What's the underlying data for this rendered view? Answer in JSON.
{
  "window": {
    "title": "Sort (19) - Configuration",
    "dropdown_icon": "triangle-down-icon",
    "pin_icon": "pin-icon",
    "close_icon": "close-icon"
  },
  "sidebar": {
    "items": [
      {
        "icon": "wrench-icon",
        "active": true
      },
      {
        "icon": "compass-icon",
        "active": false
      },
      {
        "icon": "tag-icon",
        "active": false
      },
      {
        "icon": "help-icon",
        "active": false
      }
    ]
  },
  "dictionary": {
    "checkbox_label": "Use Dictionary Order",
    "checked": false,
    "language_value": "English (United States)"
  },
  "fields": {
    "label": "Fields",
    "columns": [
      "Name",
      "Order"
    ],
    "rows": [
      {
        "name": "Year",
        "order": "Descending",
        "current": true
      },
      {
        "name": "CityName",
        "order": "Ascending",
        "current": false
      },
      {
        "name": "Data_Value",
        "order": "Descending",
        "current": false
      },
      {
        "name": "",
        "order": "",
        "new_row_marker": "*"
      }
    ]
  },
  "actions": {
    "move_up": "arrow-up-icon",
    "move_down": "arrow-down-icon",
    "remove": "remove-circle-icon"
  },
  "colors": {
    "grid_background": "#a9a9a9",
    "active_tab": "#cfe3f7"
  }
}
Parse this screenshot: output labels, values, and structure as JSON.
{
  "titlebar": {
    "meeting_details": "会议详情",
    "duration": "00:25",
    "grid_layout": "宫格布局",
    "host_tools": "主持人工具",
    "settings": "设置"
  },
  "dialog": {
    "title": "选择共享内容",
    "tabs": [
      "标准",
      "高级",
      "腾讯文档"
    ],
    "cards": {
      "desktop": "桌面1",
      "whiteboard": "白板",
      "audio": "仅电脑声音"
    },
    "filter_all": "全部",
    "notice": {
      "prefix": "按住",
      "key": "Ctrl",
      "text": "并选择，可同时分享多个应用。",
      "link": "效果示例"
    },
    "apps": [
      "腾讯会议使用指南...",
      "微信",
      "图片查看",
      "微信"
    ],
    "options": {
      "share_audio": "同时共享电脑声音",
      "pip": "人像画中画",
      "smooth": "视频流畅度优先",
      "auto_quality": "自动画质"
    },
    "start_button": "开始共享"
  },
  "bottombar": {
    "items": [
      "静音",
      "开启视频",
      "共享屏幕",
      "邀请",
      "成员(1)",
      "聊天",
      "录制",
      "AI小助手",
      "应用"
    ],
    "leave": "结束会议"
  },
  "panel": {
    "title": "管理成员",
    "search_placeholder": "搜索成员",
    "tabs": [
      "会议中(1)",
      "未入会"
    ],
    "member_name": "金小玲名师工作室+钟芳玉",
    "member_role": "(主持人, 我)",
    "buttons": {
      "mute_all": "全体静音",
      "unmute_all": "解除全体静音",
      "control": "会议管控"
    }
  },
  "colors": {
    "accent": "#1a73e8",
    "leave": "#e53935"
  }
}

*****

Required work: Scan the entries above. Copy each line that has the string "down".

Response for this exercise:
    "dropdown_icon": "triangle-down-icon",
    "move_down": "arrow-down-icon",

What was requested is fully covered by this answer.